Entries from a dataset
________________________

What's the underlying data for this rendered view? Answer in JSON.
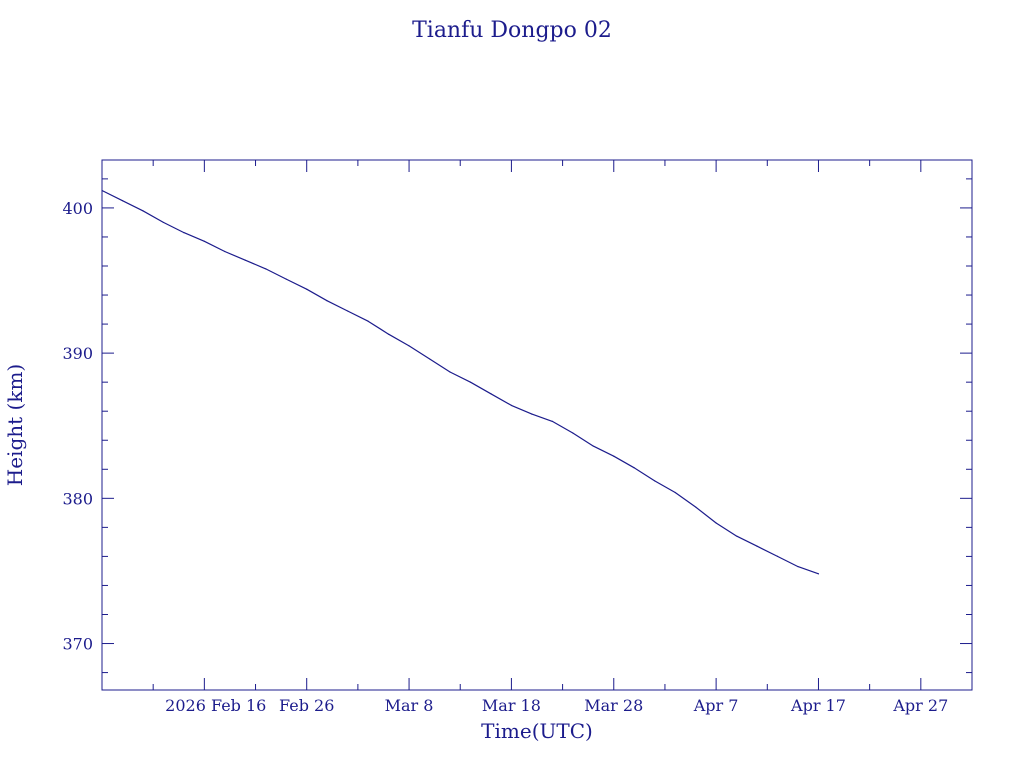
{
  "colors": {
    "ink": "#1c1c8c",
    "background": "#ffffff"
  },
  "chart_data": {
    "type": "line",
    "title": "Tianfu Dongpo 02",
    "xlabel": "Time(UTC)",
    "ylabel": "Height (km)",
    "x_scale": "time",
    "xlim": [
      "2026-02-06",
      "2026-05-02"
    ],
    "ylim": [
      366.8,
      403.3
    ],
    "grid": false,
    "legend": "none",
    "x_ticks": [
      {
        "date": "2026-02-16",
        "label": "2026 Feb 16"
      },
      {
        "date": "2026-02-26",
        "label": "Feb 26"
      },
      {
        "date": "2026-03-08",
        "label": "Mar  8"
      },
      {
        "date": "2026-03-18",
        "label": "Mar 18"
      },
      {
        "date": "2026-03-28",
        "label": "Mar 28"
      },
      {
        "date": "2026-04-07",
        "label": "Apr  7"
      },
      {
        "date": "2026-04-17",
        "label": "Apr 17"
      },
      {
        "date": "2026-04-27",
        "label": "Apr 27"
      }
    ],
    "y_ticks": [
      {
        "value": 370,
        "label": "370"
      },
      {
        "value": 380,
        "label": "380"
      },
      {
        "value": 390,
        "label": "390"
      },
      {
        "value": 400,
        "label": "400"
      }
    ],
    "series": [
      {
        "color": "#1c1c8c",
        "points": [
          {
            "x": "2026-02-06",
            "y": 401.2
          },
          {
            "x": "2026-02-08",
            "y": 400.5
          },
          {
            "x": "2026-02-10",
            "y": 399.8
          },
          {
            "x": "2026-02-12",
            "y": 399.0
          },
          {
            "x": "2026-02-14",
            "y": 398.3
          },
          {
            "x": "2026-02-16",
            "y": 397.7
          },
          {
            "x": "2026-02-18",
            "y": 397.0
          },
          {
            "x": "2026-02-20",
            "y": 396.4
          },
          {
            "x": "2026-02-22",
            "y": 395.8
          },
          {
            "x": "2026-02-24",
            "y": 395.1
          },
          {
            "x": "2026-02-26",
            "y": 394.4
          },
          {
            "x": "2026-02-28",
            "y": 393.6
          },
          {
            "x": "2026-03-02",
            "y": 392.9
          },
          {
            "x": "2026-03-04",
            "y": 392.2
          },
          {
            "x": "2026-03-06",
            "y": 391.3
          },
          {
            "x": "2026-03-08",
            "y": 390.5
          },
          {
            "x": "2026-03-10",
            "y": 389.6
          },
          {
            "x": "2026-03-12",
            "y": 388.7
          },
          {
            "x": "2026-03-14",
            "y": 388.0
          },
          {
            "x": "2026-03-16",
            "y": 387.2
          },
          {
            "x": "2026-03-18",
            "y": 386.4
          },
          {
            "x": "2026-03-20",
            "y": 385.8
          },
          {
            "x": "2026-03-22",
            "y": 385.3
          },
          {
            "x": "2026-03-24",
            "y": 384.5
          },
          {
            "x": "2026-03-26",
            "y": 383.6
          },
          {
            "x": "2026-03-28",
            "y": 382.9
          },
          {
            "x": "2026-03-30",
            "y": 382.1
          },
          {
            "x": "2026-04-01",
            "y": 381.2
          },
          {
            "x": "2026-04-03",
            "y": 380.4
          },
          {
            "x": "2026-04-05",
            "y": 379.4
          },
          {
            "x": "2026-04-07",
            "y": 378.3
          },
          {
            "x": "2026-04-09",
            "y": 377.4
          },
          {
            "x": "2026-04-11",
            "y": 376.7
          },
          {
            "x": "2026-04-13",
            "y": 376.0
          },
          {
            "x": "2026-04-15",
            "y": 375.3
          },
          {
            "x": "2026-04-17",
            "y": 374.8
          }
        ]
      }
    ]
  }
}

________________________

— Challenge —
Copy all lines above containing the string "date".

— Result of this exercise —
        "date": "2026-02-16",
        "date": "2026-02-26",
        "date": "2026-03-08",
        "date": "2026-03-18",
        "date": "2026-03-28",
        "date": "2026-04-07",
        "date": "2026-04-17",
        "date": "2026-04-27",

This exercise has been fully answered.